Posted May. 09, 2006 04:18,   

한국어

Korea’s total fertility rate was 1.17 in 2002, 1.19 in 2003 and 1.16 in 2004, showing a slightly declining trend. Nevertheless, it further dropped to less than 1.10 in 2005 despite the government’s introduction of countermeasures including the enactment of “Low Birth Rate, Aging Society Act.”

“Internally, we regarded the lowest level to be 1.16 and the Maginot line to be 1.10 last year. The problem of a low fertility rate and aging society is growing faster than expected,” the Ministry of Health and Welfare expressed its concern. Some predict that Korea will soon become an aged society with a shortage of economically active population, increased tax and social welfare costs, and depletion of the national pension fund, which will in turn lead to weaker national competitiveness.

In addition, some argue that current administration’s key agendas and policies regarding industries and education must be overhauled. In other words, the government needs to design a new national framework to take into account low fertility rates.

What is more worrying is that declining fertility rate is wrecking great havoc in the nation as the rate falls faster than in Japan, which experienced the problem earlier. The total fertility rate of Japan was 1.57 in 1989 and 1.29 last year, but it is showing a slower pace of decline.

Other countries with the same problem, such as the U.K. and France, are seeing their fertility rates increase slightly or stay constant for the past five years.

------------------------------------------------------------------------

--- WORK INSTRUCTIONS ---
1. The article on Korea's fertility rate cites a prediction about Korea becoming an aged society. List every consequence that prediction names.
2. Extend the article on Korea's fertility rate from its final sentence.

[Recorded data]
------------------------------------------------------------------------

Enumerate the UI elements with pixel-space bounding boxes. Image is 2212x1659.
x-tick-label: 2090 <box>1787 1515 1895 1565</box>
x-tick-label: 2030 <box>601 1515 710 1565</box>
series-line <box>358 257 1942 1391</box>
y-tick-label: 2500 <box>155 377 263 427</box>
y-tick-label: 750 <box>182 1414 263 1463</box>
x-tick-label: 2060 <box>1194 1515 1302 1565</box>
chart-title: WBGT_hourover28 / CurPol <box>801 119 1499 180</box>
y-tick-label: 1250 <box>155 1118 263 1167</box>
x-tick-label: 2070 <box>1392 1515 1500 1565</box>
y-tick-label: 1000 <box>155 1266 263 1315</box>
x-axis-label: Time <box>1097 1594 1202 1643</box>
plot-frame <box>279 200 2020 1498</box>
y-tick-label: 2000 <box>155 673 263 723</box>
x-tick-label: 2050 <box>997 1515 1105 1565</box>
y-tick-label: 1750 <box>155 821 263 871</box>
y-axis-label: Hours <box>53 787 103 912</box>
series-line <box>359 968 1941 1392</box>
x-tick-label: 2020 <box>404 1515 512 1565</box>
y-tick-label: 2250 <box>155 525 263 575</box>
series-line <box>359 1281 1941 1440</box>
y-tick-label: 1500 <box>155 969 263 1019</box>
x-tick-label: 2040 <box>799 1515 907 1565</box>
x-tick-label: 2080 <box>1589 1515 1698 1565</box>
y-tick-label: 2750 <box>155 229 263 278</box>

------------------------------------------------------------------------

--- EXERCISE RESPONSES ---
1.
- a shortage of economically active population
- increased tax and social welfare costs
- depletion of the national pension fund
- weaker national competitiveness

2.
The reasons behind the falling fertility rates include increased female participation in the society, late marriages and old-age childbearing, rising housing costs, employment instability, poor childrearing environment and high private education fees. Indeed, the latest survey results show that pregnant women in their 30s, accounting for 51.3 percent, outnumber those in their 20s, accounting for 47.9 percent, for the first time ever in Korea.

Population reduction caused by low fertility rates is already a serious problem in rural areas.

A small town in Euiryeong, Gyeongnam Province, home to 120 residents in 60 households, has had no newborn since the youngest resident of the town was born 15 years ago.

“There is no young couple to have babies,” the town leader in his 50s sighed.

“Despite of the government’s childbirth-inducing policies, young people’s changed perception of marriage and childbirth will make it difficult to raise the fertility rate. It is time that the government reorganized the social system to respond to plunging fertility rates and fast-aging population,” said professor Cho Yong-tae of Graduate School of Public Health at Seoul National University.